■ Task instructions ■
Go through the material and pull out every line with the string "world" in it.

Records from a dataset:

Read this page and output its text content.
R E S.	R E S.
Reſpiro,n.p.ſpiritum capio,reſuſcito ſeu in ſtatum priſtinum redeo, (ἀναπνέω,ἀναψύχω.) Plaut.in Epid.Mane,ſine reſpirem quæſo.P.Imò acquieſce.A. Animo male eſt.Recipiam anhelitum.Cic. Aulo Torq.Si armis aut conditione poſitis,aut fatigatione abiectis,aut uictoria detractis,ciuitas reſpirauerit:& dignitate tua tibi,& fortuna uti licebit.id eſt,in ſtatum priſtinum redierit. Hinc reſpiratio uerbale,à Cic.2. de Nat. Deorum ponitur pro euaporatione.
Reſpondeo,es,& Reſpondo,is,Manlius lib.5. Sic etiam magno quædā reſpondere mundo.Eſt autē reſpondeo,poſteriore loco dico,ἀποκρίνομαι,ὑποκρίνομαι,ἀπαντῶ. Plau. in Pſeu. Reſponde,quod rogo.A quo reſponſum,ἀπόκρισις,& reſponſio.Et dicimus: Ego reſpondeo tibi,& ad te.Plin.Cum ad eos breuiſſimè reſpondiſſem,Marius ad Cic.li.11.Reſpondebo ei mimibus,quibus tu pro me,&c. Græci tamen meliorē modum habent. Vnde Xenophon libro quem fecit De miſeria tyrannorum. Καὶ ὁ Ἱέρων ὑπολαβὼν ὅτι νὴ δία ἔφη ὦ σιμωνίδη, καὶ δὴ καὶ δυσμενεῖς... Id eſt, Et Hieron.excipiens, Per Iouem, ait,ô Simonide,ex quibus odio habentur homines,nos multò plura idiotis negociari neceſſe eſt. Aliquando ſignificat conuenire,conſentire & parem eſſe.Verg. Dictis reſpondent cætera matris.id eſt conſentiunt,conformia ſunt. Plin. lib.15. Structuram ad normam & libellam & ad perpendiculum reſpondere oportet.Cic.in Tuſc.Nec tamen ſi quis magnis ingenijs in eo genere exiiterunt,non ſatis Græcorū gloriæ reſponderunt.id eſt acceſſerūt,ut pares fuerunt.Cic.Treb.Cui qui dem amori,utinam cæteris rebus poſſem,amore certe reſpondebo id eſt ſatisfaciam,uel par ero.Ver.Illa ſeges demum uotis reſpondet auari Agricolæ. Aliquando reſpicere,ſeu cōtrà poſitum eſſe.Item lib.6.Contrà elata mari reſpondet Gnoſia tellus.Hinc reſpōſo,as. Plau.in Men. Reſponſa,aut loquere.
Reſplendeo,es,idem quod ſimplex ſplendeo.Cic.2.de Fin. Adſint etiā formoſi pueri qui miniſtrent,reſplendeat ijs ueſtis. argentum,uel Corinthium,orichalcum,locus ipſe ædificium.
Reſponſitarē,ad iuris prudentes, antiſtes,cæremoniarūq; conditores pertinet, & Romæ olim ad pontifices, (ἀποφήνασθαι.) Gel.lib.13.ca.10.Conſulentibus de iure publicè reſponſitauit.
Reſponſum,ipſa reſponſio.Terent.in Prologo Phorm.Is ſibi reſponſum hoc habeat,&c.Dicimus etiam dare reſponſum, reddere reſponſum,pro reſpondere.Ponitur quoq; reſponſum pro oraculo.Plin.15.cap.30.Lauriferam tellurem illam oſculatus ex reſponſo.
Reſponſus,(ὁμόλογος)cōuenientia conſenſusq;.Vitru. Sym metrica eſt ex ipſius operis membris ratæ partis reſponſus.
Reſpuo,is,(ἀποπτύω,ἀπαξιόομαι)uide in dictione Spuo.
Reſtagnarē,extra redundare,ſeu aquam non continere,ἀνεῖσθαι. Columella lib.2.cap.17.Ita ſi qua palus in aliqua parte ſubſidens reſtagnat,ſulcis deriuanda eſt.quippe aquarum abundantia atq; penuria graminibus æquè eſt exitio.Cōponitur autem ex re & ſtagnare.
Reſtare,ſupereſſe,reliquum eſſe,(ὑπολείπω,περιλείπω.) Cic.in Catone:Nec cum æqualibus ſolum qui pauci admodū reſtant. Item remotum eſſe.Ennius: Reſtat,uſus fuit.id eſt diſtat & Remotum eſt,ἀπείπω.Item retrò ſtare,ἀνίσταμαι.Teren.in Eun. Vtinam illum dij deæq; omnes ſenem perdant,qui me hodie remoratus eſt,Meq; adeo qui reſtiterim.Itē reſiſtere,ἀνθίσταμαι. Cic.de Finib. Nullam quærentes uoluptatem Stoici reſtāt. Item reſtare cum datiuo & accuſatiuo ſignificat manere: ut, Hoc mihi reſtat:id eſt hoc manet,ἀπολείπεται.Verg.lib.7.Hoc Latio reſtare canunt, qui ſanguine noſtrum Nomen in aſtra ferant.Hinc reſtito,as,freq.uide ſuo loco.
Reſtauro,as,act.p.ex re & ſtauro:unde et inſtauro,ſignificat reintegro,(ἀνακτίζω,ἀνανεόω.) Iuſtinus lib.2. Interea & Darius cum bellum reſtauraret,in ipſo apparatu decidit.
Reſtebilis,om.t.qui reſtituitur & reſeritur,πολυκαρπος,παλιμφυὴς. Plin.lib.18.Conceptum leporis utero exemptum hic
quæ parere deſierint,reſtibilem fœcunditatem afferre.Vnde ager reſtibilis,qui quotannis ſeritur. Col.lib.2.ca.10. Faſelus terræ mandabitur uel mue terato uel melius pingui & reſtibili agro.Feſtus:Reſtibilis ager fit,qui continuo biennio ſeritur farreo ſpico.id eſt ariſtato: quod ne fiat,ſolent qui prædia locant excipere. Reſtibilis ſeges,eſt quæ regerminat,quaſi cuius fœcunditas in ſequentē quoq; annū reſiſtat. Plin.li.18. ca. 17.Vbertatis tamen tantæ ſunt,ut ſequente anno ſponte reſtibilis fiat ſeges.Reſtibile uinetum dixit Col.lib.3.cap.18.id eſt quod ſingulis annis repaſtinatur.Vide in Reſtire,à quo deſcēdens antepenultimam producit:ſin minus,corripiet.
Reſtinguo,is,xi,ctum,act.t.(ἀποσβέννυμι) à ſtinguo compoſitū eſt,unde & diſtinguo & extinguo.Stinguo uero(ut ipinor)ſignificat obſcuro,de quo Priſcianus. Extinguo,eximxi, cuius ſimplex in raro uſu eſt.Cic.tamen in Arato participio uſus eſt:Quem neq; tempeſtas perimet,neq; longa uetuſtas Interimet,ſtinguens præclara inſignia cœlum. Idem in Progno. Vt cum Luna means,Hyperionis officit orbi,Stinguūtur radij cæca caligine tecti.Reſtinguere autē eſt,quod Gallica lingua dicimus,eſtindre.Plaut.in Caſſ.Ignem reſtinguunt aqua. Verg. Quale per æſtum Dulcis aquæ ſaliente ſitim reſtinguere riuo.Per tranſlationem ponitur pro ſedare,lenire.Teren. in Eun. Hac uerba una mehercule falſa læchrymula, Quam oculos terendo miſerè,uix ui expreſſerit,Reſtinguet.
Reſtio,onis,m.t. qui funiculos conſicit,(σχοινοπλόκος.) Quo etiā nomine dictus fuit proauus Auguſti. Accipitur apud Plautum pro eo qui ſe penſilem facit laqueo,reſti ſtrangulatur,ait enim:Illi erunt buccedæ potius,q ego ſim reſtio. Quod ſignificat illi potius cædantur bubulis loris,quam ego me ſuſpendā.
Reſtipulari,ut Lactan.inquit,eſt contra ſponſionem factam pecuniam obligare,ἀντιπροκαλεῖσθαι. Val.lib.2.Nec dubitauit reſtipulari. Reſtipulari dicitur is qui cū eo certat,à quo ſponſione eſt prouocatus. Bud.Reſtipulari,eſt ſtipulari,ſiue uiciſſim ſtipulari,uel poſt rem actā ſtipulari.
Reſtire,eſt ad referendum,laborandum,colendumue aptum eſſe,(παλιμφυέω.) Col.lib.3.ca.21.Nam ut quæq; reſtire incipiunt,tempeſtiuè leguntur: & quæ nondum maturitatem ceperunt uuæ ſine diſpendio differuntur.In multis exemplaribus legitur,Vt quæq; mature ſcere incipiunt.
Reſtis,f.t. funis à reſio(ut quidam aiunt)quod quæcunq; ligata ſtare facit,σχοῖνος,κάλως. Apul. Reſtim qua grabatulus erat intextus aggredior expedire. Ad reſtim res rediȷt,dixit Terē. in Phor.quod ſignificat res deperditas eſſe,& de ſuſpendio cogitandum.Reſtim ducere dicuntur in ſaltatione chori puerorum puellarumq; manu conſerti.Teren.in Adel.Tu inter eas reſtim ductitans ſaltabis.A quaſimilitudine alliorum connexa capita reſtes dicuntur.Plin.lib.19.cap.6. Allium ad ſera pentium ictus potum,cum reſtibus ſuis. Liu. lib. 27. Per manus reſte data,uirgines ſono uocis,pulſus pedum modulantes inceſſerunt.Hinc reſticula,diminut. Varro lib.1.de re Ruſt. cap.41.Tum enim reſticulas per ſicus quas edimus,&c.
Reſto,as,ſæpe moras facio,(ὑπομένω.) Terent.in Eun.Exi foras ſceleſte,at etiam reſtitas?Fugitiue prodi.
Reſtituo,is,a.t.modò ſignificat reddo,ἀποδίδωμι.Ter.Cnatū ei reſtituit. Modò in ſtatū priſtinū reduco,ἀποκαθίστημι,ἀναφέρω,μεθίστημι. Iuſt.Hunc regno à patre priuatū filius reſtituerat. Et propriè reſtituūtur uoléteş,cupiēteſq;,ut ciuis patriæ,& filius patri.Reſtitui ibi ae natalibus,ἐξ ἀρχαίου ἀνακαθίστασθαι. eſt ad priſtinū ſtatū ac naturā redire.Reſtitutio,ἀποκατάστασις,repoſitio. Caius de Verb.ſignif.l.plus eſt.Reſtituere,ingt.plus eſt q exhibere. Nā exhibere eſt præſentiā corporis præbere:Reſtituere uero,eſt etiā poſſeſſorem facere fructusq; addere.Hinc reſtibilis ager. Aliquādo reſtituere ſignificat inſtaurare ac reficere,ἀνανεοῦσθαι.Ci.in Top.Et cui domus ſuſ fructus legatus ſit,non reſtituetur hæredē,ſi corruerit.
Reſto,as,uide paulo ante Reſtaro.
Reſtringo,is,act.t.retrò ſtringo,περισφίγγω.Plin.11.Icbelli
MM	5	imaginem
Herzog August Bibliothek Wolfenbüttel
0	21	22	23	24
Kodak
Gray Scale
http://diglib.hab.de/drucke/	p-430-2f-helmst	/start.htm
---
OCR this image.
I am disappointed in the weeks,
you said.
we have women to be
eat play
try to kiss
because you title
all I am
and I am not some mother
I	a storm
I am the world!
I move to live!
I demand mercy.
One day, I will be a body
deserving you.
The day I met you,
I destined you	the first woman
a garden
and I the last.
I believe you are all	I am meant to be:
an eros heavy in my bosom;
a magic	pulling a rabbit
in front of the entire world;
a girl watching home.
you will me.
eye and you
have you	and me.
==
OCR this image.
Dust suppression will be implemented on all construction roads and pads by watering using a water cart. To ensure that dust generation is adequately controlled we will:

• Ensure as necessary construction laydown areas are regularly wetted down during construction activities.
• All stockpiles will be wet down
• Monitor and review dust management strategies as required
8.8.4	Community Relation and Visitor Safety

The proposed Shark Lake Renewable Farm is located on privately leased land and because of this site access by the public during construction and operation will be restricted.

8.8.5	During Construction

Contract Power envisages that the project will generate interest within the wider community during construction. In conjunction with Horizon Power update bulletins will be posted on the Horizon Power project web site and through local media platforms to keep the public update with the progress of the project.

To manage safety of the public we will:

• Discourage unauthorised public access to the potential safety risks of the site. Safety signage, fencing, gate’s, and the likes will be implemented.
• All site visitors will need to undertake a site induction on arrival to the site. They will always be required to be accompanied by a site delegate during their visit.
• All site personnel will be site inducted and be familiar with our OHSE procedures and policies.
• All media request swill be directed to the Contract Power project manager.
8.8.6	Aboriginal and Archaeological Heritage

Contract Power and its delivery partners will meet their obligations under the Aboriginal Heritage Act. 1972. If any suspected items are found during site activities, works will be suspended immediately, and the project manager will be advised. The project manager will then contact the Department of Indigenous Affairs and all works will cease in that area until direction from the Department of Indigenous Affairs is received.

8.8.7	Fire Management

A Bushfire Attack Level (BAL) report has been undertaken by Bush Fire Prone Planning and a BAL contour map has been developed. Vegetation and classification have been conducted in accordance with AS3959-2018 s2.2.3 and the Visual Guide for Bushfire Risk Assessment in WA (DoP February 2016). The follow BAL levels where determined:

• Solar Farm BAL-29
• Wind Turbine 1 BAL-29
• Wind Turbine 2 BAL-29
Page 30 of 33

■ Output ■
I am the world!
in front of the entire world;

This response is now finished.